OBJECTIVE: Please list all lines of the material below in which the string "held" occurs.
++++ EXERCISE INPUT
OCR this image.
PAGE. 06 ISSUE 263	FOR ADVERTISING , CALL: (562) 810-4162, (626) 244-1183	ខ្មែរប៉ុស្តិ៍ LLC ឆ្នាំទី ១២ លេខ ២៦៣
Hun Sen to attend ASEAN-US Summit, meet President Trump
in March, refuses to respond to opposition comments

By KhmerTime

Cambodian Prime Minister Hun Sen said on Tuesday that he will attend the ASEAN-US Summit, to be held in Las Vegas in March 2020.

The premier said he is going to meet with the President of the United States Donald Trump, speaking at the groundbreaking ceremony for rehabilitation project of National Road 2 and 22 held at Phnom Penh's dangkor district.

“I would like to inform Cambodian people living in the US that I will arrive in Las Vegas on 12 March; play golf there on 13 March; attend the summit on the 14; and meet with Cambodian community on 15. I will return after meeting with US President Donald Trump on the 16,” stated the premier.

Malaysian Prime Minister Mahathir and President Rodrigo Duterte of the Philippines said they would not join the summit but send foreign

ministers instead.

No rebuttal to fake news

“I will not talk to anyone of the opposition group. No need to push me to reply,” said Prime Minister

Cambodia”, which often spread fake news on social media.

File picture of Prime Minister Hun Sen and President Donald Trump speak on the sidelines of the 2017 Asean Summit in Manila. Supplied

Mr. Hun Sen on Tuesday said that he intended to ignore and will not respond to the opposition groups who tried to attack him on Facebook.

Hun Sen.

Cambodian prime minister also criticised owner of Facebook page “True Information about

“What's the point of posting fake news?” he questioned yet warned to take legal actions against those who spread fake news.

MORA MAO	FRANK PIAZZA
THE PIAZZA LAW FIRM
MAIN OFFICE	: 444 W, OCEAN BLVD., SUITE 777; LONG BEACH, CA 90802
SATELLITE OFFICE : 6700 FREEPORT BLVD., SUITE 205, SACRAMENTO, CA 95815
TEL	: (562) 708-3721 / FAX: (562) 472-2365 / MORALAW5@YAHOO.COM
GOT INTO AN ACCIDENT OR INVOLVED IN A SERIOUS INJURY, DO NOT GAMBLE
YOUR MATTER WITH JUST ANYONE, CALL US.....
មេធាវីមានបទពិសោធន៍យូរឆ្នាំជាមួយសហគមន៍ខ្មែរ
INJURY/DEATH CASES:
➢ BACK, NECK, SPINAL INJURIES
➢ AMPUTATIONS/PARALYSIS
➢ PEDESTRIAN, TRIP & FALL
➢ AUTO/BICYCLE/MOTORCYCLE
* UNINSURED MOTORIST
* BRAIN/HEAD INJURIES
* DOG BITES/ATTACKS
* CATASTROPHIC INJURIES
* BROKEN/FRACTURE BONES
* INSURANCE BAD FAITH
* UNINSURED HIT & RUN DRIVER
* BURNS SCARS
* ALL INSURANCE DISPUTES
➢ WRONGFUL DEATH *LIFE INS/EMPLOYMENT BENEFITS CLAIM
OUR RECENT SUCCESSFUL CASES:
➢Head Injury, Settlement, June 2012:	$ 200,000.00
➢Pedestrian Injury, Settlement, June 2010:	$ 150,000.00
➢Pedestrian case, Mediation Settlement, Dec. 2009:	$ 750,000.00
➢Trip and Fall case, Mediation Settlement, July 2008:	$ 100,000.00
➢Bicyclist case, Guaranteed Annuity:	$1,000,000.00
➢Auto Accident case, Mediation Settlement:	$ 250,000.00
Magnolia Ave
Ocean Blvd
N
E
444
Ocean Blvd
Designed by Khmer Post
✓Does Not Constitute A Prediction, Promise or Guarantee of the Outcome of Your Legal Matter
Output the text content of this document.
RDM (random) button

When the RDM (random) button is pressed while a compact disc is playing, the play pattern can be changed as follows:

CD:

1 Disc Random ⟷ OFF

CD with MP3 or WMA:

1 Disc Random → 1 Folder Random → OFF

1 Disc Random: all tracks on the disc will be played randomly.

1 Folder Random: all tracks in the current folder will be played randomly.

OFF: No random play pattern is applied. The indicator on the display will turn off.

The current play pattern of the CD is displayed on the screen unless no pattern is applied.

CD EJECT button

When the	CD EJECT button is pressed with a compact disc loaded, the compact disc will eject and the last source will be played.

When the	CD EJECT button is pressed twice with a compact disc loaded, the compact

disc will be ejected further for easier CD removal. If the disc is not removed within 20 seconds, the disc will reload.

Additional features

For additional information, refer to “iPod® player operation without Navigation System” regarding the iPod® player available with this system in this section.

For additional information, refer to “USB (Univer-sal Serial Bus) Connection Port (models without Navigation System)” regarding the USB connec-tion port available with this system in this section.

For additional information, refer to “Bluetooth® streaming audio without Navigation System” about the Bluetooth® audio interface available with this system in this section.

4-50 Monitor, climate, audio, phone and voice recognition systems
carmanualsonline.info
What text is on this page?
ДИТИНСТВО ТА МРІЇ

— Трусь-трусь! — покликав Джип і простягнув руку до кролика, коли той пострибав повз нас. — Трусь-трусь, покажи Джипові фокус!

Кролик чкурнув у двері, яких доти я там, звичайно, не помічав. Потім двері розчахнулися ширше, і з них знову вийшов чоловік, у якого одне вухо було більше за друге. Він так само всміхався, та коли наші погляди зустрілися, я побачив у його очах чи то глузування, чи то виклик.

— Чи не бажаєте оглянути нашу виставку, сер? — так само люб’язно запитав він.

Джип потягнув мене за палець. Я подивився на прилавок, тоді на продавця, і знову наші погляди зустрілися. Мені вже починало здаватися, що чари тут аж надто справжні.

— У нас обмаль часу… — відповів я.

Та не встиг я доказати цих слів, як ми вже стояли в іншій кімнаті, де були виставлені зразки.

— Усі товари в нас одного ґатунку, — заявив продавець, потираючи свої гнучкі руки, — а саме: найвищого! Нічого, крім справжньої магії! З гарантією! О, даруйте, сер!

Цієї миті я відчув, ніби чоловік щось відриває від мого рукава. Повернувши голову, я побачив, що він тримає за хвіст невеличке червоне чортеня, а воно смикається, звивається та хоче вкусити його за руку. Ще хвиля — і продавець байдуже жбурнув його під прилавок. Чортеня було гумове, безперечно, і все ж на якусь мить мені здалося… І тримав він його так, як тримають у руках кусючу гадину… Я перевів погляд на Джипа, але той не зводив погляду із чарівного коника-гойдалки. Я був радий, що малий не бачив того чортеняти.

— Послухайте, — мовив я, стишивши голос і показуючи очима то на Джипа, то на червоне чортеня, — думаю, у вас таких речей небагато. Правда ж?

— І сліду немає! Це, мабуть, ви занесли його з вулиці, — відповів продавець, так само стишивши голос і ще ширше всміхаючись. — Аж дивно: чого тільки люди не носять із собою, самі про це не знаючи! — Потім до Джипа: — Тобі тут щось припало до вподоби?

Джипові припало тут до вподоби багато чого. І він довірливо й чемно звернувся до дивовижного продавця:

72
++++++++
SOLUTION FOR THIS EXERCISE:
Cambodian Prime Minister Hun Sen said on Tuesday that he will attend the ASEAN-US Summit, to be held in Las Vegas in March 2020.
The premier said he is going to meet with the President of the United States Donald Trump, speaking at the groundbreaking ceremony for rehabilitation project of National Road 2 and 22 held at Phnom Penh's dangkor district.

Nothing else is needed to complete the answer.